Find the lines below that contain the string "Parse". Copy each one.

[Source data]
────────
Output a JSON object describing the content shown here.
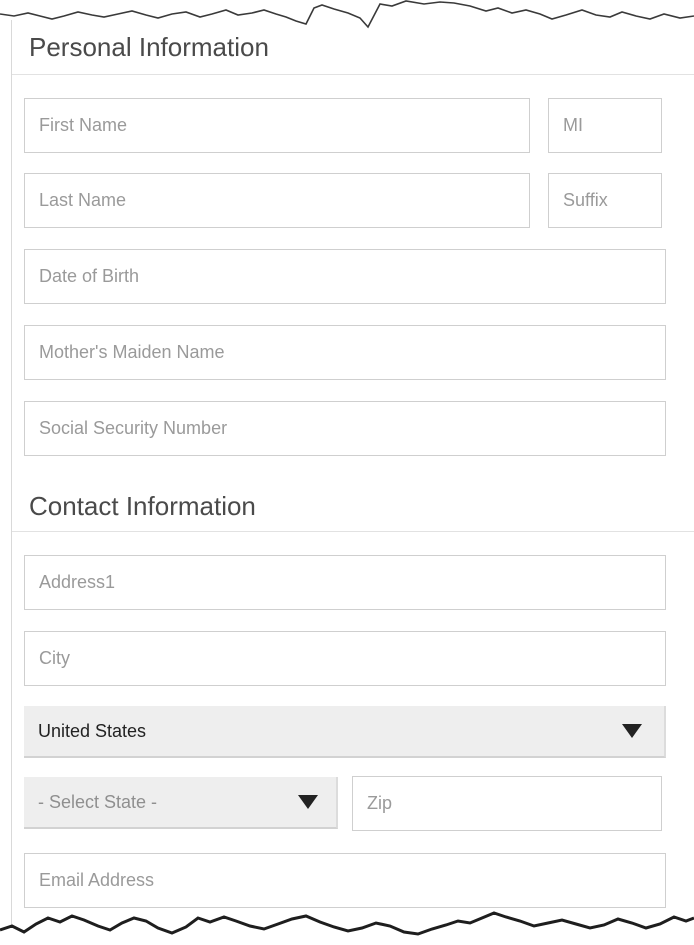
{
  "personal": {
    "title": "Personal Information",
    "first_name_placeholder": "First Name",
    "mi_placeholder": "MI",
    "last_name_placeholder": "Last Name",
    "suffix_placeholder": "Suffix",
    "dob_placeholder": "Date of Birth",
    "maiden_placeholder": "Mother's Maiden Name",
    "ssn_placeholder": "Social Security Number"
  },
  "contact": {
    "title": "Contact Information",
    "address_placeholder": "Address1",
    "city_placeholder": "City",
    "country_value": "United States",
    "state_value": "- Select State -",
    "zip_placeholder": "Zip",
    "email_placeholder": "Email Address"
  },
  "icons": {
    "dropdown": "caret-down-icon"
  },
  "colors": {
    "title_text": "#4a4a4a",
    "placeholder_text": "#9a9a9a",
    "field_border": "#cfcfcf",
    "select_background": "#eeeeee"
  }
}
────────
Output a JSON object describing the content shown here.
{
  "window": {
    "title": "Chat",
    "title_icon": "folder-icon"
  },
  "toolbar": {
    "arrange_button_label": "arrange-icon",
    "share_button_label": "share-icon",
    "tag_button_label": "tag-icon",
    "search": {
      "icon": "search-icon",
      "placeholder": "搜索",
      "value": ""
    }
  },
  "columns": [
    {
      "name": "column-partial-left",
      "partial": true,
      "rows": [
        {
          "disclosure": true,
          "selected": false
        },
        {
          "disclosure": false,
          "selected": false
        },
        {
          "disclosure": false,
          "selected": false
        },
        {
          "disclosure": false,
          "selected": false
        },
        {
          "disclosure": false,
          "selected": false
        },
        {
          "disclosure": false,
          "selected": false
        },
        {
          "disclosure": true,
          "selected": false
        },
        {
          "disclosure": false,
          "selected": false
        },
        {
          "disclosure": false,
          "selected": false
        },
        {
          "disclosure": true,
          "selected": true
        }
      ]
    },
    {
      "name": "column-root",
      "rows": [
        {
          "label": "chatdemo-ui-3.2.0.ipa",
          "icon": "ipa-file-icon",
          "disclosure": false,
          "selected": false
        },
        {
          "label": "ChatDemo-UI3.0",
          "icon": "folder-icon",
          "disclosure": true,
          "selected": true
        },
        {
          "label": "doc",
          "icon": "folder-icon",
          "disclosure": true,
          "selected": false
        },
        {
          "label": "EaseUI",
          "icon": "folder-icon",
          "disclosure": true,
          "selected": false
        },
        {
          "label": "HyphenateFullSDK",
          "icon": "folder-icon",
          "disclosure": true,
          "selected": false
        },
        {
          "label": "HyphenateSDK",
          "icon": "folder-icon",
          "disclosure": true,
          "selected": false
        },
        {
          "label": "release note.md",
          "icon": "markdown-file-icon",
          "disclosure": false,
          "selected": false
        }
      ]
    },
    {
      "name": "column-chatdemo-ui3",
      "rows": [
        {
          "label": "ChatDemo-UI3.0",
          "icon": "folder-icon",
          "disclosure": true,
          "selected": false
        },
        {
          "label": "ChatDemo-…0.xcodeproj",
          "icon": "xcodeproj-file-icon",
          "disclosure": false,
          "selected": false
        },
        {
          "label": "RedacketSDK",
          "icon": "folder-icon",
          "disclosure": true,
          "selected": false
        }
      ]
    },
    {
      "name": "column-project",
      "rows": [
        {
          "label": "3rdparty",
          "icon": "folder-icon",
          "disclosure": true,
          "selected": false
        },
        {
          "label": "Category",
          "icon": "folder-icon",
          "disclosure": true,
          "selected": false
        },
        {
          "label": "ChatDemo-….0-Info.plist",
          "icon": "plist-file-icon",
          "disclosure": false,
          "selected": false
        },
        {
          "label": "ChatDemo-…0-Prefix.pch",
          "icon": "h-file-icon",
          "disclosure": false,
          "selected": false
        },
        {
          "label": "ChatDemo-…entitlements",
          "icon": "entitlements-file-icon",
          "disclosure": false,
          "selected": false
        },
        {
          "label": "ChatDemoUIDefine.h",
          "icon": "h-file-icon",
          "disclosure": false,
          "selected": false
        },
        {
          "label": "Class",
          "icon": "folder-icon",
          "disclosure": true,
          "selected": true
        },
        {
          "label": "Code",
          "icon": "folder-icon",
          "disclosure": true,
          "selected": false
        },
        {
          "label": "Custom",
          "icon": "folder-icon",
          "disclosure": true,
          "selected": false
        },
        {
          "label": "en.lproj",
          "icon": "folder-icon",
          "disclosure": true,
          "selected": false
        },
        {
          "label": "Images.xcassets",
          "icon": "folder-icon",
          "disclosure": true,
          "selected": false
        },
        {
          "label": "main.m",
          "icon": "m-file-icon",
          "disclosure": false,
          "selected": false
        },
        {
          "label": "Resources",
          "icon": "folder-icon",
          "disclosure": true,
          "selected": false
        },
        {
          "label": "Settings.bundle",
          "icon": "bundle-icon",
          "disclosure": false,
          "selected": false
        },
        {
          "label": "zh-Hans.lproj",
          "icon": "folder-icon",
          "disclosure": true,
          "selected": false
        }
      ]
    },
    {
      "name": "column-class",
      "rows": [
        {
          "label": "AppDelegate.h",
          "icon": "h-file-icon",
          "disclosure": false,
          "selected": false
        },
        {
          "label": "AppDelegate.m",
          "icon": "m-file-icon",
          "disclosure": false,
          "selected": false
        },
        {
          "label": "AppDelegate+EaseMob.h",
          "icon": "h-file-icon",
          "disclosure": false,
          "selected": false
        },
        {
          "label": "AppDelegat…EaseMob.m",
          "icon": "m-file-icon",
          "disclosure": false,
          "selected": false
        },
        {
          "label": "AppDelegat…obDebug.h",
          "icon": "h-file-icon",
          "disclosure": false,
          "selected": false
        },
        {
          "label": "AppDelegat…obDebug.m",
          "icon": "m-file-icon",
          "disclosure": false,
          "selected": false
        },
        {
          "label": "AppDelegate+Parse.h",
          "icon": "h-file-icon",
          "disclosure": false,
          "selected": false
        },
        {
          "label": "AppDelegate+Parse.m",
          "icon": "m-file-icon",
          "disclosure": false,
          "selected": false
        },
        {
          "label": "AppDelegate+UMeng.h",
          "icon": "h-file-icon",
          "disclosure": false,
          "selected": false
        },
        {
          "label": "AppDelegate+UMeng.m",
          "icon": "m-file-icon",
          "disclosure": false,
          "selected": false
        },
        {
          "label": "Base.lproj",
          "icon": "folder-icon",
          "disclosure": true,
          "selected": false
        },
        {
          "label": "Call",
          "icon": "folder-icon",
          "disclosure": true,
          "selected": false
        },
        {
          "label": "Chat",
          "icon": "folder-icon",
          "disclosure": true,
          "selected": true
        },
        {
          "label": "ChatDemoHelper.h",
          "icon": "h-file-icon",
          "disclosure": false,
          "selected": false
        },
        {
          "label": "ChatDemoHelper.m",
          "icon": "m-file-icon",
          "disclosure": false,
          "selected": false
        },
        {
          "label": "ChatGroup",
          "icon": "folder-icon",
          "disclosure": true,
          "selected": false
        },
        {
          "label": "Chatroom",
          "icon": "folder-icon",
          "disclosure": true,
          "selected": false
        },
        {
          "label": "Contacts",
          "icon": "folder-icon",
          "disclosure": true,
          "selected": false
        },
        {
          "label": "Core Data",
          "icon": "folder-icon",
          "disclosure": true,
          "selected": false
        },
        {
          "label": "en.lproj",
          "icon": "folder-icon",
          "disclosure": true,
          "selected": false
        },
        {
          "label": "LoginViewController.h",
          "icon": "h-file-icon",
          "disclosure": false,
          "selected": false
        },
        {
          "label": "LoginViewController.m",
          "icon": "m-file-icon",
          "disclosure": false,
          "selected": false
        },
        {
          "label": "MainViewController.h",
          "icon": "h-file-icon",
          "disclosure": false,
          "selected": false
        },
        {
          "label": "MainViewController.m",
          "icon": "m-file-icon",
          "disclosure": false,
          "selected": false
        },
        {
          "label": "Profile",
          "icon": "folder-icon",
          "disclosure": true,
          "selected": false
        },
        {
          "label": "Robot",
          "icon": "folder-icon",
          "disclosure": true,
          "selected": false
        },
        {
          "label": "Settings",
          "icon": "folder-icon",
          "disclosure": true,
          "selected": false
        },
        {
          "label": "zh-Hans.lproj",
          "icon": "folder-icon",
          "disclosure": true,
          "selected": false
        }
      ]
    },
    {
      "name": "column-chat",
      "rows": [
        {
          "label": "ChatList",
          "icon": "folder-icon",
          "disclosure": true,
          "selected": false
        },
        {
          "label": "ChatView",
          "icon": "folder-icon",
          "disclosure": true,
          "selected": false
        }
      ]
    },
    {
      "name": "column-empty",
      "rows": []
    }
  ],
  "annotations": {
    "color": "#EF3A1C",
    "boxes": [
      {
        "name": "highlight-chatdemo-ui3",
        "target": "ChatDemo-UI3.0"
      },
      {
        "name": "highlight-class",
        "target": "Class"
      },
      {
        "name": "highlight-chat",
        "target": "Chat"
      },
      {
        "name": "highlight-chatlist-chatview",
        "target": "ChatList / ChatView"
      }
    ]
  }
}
────────
**Response to this exercise**
          "label": "AppDelegate+Parse.h",
          "label": "AppDelegate+Parse.m",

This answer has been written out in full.